"""

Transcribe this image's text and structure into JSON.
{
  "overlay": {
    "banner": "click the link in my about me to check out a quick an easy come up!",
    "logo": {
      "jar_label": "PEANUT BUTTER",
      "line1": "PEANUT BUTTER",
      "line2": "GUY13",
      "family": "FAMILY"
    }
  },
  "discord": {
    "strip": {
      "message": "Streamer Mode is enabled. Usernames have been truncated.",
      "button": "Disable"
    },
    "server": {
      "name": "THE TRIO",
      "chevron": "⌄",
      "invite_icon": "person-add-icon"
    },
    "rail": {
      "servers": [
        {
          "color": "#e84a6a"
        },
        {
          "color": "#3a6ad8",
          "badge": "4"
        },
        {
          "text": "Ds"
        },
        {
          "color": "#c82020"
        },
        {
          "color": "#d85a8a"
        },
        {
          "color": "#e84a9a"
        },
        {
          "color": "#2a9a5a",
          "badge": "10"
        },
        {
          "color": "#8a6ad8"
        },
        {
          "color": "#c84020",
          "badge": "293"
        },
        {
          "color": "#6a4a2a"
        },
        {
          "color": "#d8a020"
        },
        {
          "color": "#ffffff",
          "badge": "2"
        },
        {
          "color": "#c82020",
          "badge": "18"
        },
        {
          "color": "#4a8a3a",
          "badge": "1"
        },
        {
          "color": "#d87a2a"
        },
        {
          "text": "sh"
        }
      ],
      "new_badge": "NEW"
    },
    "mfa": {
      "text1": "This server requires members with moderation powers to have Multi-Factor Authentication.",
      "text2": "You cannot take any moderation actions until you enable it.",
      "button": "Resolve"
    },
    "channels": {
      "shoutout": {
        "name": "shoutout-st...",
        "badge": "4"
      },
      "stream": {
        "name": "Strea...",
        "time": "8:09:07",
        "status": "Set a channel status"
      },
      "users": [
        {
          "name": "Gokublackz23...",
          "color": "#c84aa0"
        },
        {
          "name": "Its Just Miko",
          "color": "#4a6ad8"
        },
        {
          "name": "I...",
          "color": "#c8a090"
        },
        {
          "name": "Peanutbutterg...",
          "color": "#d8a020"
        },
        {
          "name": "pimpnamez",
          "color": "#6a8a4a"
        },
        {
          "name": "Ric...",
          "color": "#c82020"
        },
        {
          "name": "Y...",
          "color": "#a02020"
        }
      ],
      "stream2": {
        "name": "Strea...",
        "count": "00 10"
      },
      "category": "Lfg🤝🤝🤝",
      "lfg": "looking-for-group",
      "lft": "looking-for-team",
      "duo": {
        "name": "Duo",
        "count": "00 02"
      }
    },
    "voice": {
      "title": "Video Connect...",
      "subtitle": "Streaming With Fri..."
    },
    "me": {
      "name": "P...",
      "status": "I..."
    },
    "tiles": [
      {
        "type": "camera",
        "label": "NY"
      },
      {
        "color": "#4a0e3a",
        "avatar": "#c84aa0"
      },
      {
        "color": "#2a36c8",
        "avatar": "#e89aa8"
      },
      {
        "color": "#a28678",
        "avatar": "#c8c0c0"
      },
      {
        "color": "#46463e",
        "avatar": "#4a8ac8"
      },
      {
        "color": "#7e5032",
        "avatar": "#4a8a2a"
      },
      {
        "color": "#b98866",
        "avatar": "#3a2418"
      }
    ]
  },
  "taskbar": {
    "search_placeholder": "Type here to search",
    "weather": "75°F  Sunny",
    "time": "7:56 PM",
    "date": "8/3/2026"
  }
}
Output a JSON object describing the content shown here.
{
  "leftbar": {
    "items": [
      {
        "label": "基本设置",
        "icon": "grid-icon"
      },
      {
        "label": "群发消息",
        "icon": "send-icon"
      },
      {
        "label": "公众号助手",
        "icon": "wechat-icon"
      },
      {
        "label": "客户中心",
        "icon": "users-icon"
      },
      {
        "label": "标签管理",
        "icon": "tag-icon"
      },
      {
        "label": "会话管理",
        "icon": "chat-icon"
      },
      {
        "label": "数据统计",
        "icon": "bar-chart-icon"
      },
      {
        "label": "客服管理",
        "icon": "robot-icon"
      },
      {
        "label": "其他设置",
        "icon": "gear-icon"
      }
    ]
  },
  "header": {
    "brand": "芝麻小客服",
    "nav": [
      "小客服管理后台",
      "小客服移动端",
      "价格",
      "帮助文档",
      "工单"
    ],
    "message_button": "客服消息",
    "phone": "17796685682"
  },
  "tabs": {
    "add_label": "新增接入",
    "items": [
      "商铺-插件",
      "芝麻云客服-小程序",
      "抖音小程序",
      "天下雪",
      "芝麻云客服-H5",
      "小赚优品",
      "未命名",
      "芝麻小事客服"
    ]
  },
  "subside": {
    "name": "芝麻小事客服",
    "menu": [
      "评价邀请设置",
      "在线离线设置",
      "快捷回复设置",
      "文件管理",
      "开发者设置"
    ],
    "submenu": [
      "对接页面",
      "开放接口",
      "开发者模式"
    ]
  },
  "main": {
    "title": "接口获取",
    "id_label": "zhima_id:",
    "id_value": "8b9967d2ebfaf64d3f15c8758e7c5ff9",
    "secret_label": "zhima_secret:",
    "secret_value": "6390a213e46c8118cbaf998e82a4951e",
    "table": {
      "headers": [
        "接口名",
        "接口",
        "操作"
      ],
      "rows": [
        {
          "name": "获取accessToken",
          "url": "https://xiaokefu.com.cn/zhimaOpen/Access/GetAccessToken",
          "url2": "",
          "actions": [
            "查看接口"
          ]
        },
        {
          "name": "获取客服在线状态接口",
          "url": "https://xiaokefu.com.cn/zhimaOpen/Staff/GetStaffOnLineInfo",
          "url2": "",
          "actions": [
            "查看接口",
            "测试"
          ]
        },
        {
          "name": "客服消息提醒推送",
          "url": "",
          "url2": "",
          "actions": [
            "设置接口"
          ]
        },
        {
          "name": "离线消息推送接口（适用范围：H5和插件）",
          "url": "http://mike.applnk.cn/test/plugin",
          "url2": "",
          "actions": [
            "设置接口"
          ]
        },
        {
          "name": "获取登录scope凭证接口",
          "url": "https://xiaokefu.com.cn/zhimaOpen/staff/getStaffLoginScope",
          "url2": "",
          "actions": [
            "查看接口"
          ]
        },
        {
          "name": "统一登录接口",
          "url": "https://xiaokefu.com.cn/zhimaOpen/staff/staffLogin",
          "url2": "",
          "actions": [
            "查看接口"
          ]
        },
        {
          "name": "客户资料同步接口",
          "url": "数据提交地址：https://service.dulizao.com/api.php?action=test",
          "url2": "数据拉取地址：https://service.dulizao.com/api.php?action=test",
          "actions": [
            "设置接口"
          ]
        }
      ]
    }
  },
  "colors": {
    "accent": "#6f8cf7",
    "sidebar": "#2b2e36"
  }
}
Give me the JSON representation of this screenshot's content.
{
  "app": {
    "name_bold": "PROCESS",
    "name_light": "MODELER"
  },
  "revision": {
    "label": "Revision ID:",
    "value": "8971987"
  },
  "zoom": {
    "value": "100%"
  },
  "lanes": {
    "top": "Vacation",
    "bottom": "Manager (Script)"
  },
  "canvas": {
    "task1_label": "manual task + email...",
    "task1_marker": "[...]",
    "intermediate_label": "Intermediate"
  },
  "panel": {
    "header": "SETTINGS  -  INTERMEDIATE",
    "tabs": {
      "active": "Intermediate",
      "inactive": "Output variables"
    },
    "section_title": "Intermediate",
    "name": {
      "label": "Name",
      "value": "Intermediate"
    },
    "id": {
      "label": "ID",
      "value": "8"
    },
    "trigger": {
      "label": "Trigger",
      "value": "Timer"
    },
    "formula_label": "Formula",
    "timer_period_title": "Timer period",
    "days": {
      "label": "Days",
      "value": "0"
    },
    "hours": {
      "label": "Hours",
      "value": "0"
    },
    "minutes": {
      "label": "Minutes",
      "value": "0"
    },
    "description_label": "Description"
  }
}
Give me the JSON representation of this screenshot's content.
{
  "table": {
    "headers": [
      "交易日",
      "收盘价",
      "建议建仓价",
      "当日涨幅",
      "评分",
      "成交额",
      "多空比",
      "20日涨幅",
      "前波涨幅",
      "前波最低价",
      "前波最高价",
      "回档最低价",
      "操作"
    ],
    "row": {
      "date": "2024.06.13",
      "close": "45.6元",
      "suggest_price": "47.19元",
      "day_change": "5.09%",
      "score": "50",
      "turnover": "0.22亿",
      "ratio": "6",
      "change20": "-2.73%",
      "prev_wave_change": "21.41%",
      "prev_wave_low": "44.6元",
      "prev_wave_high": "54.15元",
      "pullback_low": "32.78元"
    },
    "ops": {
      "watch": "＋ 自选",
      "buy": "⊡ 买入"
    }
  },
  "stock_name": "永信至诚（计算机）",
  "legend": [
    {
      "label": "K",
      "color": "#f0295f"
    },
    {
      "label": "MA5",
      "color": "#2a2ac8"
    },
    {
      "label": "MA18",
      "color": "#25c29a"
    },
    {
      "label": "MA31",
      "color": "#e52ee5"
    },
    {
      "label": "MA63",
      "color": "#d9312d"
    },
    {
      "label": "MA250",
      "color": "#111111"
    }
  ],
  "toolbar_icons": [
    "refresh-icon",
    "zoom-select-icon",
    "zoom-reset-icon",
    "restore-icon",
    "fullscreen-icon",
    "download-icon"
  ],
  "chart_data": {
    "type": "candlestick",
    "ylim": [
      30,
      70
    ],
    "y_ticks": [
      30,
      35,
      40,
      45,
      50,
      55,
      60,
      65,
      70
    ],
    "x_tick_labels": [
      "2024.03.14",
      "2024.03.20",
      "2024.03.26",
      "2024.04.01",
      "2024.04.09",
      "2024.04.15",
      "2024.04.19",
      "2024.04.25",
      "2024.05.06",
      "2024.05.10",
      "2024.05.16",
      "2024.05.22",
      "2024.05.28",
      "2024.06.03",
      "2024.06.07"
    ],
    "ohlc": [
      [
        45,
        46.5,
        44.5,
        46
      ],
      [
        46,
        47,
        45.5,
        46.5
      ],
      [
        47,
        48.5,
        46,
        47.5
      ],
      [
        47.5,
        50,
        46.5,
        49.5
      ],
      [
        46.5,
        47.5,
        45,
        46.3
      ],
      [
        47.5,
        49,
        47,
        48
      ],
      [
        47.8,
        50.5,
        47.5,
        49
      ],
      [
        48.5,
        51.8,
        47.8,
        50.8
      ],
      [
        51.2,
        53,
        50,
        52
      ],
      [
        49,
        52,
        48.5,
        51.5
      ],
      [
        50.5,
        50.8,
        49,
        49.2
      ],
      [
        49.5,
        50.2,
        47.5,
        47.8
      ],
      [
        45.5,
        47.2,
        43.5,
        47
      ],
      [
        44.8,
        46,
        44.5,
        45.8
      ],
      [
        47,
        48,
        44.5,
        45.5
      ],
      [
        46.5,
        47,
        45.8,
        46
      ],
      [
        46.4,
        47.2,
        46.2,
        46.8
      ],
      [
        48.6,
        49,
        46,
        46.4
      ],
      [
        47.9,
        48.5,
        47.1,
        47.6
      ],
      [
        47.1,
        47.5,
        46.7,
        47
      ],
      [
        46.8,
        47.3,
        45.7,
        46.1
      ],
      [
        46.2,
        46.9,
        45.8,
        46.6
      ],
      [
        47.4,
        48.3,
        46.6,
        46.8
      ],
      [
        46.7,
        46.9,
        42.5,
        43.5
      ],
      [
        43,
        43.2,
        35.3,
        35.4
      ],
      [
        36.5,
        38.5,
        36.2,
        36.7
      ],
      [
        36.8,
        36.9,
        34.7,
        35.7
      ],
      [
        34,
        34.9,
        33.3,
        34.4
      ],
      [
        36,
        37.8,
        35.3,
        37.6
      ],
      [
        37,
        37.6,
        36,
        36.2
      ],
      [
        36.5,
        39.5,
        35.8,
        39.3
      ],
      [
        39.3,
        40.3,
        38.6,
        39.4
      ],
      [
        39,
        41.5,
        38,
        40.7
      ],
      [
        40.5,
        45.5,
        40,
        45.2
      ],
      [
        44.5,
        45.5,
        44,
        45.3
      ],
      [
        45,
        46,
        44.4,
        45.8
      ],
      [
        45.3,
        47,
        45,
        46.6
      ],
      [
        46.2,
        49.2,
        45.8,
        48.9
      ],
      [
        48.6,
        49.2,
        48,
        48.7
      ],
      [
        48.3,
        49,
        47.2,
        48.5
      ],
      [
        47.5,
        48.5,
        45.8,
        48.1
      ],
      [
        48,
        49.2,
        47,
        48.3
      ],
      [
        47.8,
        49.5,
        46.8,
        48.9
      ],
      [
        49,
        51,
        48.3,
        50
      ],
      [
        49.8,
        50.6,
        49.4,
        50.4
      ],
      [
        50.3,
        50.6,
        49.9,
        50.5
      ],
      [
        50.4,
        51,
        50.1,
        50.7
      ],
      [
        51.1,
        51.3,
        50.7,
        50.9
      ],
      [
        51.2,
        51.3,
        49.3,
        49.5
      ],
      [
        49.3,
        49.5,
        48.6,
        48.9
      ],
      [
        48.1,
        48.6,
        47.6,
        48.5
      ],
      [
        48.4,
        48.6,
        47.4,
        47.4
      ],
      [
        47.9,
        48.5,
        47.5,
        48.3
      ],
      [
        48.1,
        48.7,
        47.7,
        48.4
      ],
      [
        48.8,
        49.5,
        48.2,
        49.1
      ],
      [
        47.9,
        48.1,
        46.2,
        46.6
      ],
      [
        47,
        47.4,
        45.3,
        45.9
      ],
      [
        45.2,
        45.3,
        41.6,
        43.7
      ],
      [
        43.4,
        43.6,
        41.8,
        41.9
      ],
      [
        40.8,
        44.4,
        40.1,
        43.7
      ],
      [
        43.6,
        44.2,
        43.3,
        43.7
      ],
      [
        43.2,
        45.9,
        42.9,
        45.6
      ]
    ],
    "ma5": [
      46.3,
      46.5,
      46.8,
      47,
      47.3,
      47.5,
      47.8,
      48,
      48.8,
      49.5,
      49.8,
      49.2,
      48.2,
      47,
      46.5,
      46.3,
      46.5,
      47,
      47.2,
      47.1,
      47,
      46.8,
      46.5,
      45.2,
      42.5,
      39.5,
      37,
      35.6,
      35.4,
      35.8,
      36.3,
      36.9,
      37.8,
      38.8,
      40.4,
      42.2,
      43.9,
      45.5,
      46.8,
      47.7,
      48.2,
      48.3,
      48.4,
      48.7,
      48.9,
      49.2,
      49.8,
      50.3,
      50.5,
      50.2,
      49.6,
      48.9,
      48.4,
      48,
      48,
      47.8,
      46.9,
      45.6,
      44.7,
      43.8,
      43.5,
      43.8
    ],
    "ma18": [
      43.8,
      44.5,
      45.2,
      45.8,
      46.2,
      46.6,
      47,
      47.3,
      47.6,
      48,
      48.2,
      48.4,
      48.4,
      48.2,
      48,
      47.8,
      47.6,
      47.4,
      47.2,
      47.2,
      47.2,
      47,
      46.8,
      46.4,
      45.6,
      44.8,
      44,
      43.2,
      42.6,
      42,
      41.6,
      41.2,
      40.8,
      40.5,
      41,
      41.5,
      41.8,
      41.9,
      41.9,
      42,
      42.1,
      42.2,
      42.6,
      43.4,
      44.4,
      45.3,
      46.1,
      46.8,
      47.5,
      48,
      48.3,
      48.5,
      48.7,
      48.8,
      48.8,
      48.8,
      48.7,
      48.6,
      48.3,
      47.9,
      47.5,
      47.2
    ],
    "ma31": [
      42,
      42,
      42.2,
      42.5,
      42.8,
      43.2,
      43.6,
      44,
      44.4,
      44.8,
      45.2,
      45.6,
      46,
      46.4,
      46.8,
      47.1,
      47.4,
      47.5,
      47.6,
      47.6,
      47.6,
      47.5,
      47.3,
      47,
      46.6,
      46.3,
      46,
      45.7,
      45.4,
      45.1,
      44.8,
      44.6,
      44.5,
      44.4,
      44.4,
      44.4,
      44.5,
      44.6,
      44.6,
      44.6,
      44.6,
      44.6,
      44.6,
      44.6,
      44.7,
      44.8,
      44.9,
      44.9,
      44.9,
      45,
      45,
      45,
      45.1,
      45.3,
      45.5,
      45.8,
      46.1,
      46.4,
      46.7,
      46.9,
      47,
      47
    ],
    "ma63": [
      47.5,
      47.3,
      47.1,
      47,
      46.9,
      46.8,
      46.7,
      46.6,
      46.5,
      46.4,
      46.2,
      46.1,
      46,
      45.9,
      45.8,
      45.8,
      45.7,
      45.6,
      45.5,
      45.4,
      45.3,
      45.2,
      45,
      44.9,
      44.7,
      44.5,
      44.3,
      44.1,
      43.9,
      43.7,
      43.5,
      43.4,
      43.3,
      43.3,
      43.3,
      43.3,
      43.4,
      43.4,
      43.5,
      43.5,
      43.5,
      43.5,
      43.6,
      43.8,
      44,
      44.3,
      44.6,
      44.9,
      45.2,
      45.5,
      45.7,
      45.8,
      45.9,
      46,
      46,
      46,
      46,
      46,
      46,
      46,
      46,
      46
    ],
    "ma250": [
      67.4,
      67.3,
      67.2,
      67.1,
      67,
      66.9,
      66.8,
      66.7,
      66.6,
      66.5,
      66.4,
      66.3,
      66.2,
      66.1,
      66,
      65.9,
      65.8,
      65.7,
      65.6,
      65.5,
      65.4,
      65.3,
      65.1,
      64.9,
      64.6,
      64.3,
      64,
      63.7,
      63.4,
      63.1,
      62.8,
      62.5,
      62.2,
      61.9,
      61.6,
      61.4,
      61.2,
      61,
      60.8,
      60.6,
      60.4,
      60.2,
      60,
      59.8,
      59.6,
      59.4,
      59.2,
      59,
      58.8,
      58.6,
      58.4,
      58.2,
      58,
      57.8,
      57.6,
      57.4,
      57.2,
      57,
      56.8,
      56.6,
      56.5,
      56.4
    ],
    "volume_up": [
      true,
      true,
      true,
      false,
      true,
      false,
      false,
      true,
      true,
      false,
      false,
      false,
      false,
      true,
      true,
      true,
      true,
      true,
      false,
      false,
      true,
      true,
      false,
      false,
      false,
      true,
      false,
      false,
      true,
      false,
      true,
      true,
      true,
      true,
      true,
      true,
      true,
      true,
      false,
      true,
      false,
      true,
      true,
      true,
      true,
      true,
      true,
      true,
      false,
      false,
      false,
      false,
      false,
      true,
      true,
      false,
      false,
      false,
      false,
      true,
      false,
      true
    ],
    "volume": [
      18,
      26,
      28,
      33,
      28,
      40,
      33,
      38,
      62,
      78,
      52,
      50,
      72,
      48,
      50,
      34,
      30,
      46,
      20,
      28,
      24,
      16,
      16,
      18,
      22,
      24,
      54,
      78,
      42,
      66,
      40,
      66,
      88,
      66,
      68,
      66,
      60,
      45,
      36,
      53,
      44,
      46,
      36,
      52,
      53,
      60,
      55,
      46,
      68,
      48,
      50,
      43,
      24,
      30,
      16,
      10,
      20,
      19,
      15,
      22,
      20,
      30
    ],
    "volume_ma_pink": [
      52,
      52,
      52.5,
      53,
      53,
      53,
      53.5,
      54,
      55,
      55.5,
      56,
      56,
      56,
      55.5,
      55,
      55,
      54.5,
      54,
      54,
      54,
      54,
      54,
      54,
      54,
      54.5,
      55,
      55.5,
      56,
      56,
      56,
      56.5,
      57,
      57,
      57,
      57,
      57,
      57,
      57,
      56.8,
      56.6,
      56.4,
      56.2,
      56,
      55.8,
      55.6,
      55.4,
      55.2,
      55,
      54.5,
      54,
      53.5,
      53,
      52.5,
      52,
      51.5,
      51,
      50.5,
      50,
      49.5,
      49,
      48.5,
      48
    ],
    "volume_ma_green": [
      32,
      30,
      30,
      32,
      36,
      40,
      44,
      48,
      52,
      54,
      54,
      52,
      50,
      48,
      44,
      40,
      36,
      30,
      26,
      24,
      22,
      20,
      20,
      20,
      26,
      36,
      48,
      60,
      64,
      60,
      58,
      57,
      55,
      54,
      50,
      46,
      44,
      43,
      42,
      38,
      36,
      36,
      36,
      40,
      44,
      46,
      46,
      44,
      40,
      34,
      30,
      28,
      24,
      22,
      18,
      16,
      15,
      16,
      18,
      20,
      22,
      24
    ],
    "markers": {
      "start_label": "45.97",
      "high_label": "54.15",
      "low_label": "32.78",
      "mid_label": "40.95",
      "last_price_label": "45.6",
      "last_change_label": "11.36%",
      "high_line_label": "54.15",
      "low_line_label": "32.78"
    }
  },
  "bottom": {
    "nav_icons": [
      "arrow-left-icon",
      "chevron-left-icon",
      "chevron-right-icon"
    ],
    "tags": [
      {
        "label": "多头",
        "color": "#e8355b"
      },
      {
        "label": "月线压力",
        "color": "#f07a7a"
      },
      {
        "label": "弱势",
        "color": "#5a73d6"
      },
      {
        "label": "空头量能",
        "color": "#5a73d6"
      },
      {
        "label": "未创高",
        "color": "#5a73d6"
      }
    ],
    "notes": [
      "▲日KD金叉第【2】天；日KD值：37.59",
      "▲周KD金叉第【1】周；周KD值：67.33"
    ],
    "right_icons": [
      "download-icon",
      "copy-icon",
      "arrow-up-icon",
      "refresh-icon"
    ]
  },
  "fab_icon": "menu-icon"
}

"""

Return each full line of the entries that contains the word "zhimaOpen".

— Complete answer —
          "url": "https://xiaokefu.com.cn/zhimaOpen/Access/GetAccessToken",
          "url": "https://xiaokefu.com.cn/zhimaOpen/Staff/GetStaffOnLineInfo",
          "url": "https://xiaokefu.com.cn/zhimaOpen/staff/getStaffLoginScope",
          "url": "https://xiaokefu.com.cn/zhimaOpen/staff/staffLogin",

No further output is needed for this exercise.